→ Task to complete
Could you echo, word for word, the passage in the forum thread about sending an XML file to a server, from "So, I will be" up to and including "really helpful ;)"?

→ Excerpt to read
"""

I hope someone can give a look to my code, because it is impossible for me to check if the code will work - the other server (the one that have to receive the file) is still not implemented. And I have to prepare my webapp server the most correct possible to send the file.

I have an XML file path, and the server address and the port its filled by the spring framework.

Looking at some examples in internet and also in some other questions in this awesome site, I have tried to write a simple code to send my file to the given address. This is the code:

private String server;
private Integer port;

// getters and settlers methods for server and port properties

public void sendXML(String fileName) throws Exception{
    try{
        Socket socket = new Socket(server, port);

        File file = new File(fileName);

        FileInputStream fis = new FileInputStream(file);

        OutputStream os = socket.getOutputStream();

        byte [] bytearray  = new byte [(int)file.length()];
        BufferedInputStream bis = new BufferedInputStream(fis);
        bis.read(bytearray,0,bytearray.length);
        os.write(bytearray,0,bytearray.length);
        os.flush();
        socket.close();

    }
    catch(IOException e){
        e.printStackTrace();
    }

}

So, I will be very grateful if someone can give a look to my code and tell me if you think that it will not work. If you think that there is another better way to do it I also would be grateful to know it.

Thank you people, you are always really really helpful ;)

Regards,

Aleix

share|improve this question
    
'byte [] bytearray = new byte [(int)file.length()];' is a bad idea. Files may be larger than Integer.MAX_VALUE; – Christian Kuetbach Jun 20 '11 at 16:53
    
thank you for the recommendation, now I am trying to implement the sending trough Apache HttpClient4 library. Regards – Aleix Jun 20 '11 at 17:20
up vote 3 down vote accepted

I suggest you use HTTP rather than raw sockets. It will deal with timeouts, chunking, encoding, etc.

"""

Part of a data file:

"""

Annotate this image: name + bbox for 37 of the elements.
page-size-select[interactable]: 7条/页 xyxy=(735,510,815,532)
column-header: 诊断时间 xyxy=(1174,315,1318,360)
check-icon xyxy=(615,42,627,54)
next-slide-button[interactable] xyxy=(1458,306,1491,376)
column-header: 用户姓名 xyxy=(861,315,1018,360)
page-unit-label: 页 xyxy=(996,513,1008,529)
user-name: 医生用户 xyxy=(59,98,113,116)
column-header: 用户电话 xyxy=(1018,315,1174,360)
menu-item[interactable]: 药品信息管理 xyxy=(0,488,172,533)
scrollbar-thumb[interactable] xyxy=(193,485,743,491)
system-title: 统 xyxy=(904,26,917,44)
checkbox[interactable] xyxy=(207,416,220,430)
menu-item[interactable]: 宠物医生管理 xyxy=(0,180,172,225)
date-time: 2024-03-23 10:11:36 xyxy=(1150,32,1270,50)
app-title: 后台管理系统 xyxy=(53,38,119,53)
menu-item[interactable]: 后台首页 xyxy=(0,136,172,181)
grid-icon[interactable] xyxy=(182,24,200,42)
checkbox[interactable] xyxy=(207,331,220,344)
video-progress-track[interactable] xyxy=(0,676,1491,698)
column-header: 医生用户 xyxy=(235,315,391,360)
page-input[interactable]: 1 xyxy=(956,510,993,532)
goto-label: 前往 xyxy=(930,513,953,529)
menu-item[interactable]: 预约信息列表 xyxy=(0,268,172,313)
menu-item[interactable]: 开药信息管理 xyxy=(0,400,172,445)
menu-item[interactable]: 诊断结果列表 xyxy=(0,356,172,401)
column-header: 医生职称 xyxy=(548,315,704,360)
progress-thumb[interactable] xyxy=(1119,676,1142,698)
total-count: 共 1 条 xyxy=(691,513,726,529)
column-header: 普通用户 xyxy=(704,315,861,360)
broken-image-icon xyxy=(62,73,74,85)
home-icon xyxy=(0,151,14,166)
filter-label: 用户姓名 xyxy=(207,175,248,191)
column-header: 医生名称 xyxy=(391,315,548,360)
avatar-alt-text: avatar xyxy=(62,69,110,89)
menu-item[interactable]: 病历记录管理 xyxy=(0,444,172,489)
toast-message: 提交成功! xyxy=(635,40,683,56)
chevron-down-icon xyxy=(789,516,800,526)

"""

→ Answer to the task
So, I will be very grateful if someone can give a look to my code and tell me if you think that it will not work. If you think that there is another better way to do it I also would be grateful to know it.

Thank you people, you are always really really helpful ;)